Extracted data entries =
○ ○ ○

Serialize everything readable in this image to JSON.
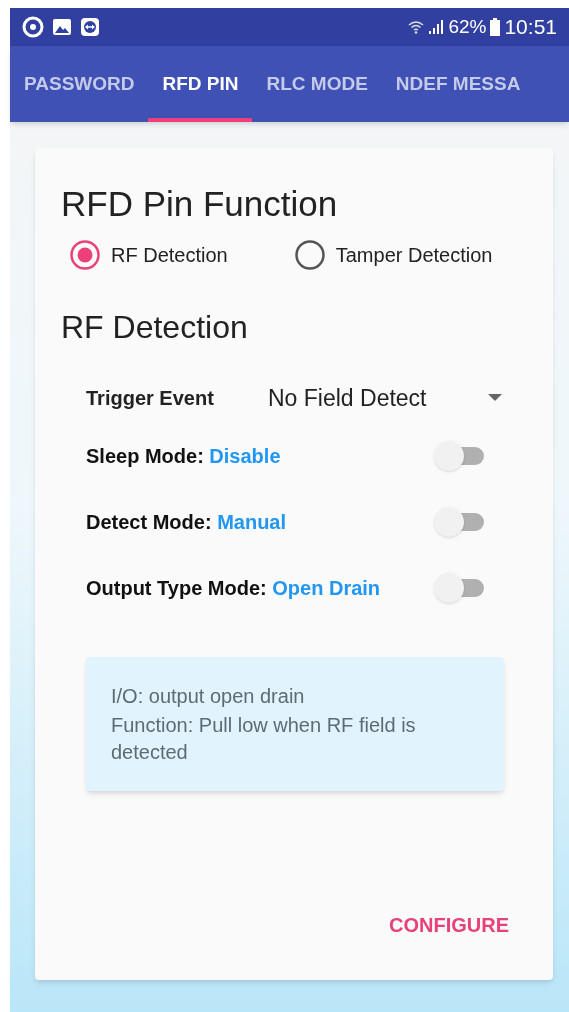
{
  "status_bar": {
    "battery": "62%",
    "time": "10:51"
  },
  "tabs": [
    {
      "label": "PASSWORD",
      "selected": false
    },
    {
      "label": "RFD PIN",
      "selected": true
    },
    {
      "label": "RLC MODE",
      "selected": false
    },
    {
      "label": "NDEF MESSA",
      "selected": false
    }
  ],
  "card": {
    "title": "RFD Pin Function",
    "radios": [
      {
        "label": "RF Detection",
        "selected": true
      },
      {
        "label": "Tamper Detection",
        "selected": false
      }
    ],
    "section_title": "RF Detection",
    "trigger": {
      "label": "Trigger Event",
      "value": "No Field Detect"
    },
    "switches": [
      {
        "label": "Sleep Mode:",
        "value": "Disable",
        "on": false
      },
      {
        "label": "Detect Mode:",
        "value": "Manual",
        "on": false
      },
      {
        "label": "Output Type Mode:",
        "value": "Open Drain",
        "on": false
      }
    ],
    "info_lines": [
      "I/O: output open drain",
      "Function: Pull low when RF field is detected"
    ],
    "button": "CONFIGURE"
  }
}
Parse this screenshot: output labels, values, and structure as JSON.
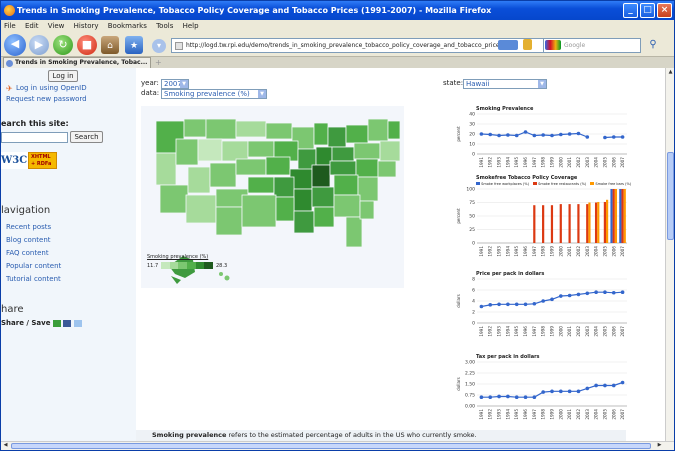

○ ○ ○

Objective =
Go through the listing above and return every line where the word "Function" occurs.

Result for this task =
    "title": "RFD Pin Function",
      "Function: Pull low when RF field is detected"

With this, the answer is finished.